Below are some entries. Copy each line that holds the string "color".

----- STORED DATA -----

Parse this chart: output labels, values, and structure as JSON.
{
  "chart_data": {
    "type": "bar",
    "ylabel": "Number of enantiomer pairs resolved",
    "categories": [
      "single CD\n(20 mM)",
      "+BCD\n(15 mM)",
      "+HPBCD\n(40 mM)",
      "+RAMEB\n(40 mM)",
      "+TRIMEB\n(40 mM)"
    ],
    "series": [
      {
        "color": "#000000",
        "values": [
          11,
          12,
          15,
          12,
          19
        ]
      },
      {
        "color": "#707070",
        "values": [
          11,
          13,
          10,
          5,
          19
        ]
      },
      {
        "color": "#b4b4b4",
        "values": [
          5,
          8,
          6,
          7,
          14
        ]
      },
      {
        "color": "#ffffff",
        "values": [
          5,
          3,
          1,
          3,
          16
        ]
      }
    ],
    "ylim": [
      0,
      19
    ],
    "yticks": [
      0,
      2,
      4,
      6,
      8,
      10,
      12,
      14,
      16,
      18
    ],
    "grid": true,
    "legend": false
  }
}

-----

■ RESULT OF THIS EXERCISE ■
        "color": "#000000",
        "color": "#707070",
        "color": "#b4b4b4",
        "color": "#ffffff",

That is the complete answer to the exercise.